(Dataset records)
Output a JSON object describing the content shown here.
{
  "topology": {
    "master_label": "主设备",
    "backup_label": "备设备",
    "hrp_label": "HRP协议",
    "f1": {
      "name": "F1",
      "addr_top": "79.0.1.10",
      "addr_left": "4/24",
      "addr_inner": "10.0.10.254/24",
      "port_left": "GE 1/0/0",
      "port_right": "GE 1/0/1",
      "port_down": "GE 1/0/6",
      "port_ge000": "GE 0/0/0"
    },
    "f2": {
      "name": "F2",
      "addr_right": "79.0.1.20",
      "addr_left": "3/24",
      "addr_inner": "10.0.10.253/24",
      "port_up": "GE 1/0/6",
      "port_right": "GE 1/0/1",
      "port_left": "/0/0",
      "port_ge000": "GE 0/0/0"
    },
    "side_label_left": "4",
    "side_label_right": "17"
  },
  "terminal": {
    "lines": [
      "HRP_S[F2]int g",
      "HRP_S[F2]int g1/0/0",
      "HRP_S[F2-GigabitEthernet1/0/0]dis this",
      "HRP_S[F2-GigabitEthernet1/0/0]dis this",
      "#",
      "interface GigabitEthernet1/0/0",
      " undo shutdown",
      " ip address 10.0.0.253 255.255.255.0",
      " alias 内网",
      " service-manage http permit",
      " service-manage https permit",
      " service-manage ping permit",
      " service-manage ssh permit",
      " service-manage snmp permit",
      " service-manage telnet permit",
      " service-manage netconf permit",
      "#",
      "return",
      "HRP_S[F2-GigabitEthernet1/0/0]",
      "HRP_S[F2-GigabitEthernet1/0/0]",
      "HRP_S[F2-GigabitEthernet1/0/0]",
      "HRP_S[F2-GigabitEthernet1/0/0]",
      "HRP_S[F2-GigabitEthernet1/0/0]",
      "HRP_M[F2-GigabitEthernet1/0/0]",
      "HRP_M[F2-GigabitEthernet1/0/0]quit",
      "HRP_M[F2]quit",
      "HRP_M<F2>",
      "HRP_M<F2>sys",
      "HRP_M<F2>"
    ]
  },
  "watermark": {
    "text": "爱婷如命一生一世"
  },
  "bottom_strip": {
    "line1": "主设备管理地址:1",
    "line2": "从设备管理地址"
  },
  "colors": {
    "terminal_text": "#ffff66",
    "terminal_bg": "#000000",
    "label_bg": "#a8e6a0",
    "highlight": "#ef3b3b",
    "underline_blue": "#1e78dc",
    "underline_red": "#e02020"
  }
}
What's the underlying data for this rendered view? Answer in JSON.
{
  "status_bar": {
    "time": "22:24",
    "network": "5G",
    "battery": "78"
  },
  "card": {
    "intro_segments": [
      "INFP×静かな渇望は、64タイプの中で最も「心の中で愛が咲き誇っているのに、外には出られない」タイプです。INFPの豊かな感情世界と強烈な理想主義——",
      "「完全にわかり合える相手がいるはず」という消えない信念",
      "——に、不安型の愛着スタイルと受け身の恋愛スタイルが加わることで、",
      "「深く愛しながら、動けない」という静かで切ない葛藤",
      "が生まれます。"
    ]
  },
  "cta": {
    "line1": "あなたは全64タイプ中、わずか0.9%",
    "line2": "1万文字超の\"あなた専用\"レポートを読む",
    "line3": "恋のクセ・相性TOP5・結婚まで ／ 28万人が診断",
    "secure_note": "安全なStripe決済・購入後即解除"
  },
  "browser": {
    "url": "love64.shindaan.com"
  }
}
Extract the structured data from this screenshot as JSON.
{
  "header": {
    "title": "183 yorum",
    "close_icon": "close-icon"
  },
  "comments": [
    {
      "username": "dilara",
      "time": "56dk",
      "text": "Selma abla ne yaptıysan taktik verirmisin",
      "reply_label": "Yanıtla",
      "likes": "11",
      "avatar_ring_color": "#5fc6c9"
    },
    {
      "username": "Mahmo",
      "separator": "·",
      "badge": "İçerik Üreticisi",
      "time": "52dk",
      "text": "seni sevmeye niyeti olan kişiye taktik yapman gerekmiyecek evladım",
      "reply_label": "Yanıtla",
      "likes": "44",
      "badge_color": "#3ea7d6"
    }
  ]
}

GIVEN TASK | For the entries shown above, give the number of lines that include the word "permit", without any other text.

TASK SOLUTION | 7